(Figure data in JSON)
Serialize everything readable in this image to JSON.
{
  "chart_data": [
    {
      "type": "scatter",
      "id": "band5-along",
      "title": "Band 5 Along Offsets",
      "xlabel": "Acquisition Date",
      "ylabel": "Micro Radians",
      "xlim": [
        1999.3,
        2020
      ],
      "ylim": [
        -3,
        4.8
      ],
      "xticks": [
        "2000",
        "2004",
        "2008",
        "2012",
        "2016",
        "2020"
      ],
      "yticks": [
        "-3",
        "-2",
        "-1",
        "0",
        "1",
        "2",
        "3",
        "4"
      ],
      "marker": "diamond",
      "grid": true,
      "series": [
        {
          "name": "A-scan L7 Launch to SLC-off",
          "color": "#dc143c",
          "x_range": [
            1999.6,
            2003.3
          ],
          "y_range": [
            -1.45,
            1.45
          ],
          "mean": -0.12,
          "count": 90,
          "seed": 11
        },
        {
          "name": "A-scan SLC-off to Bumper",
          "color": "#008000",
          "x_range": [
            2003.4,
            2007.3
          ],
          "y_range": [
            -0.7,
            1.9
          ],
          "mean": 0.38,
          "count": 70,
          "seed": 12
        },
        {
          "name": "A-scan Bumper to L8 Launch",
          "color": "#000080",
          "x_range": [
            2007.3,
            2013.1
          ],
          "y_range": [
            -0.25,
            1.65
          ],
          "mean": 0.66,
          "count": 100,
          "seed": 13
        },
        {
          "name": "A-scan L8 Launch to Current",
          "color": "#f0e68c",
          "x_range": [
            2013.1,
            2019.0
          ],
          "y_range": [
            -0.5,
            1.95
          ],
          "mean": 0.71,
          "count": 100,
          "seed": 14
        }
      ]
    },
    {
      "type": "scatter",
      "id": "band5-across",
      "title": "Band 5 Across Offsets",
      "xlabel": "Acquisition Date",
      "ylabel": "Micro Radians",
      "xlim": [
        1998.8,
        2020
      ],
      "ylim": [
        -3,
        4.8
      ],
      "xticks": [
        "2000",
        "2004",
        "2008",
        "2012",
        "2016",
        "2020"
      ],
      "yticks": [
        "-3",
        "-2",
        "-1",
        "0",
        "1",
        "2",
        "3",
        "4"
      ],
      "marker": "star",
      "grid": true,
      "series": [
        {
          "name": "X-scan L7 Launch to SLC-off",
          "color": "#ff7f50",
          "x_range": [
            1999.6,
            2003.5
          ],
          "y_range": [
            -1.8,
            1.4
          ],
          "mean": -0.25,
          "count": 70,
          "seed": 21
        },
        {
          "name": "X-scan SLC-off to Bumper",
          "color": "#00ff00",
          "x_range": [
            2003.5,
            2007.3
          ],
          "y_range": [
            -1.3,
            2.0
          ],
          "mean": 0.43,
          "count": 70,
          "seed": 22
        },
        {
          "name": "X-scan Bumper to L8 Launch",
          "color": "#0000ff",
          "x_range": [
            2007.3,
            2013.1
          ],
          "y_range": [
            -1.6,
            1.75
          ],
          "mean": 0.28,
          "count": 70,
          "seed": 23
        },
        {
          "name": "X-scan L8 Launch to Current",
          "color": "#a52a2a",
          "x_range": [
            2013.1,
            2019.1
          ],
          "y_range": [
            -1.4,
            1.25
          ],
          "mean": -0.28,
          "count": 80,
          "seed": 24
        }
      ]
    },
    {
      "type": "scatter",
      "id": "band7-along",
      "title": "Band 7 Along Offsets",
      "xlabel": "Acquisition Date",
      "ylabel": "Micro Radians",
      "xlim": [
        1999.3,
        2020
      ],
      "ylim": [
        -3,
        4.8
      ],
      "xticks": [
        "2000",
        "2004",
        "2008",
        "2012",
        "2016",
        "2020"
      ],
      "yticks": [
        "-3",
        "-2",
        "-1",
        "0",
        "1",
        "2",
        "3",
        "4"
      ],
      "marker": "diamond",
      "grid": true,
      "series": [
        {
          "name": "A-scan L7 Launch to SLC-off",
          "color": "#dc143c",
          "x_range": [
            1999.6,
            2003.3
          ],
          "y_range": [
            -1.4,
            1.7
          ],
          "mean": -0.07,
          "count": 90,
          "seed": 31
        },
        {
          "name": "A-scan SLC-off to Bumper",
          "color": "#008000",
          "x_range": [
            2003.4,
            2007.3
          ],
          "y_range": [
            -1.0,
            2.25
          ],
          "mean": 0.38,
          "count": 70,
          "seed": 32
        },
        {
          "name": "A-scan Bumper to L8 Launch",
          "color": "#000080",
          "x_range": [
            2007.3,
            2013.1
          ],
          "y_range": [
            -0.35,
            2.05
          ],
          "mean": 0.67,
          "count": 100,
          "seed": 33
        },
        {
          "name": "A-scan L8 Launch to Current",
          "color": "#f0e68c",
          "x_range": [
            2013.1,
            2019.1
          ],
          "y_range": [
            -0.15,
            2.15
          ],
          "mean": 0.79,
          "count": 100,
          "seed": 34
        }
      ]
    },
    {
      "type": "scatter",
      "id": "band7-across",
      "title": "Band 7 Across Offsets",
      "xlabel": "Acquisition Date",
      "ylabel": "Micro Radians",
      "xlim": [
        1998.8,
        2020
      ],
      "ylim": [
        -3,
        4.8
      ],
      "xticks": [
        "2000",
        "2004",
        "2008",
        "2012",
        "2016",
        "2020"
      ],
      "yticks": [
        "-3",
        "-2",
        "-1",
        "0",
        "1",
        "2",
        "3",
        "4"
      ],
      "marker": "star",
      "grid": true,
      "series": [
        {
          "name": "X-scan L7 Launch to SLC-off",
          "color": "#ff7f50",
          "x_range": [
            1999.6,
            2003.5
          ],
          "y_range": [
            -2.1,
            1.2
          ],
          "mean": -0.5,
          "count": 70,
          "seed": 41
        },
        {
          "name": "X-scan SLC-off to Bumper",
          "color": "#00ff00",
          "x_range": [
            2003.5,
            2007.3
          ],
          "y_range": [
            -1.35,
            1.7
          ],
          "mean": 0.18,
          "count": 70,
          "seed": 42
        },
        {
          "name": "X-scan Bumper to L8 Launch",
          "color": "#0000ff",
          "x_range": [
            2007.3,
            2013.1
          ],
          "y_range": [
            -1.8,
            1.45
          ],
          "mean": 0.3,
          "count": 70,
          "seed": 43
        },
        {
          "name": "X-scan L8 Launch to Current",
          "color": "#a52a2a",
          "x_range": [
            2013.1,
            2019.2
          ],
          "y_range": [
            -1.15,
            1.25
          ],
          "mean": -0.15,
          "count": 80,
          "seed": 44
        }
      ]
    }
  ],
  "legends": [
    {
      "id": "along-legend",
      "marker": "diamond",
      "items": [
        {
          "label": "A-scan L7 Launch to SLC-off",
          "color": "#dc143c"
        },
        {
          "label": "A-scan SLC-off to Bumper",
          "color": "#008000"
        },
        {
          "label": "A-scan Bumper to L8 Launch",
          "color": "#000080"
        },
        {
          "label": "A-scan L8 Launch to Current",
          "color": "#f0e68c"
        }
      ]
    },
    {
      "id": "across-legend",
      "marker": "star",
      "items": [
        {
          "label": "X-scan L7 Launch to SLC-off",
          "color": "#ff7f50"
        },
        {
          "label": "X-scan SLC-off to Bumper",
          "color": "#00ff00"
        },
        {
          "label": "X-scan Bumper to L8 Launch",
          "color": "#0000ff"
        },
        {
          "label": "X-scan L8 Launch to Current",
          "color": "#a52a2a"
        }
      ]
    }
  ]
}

**Your instructions**
Working from the entries above, return all lines that contain "title".

**Full answer**
      "title": "Band 5 Along Offsets",
      "title": "Band 5 Across Offsets",
      "title": "Band 7 Along Offsets",
      "title": "Band 7 Across Offsets",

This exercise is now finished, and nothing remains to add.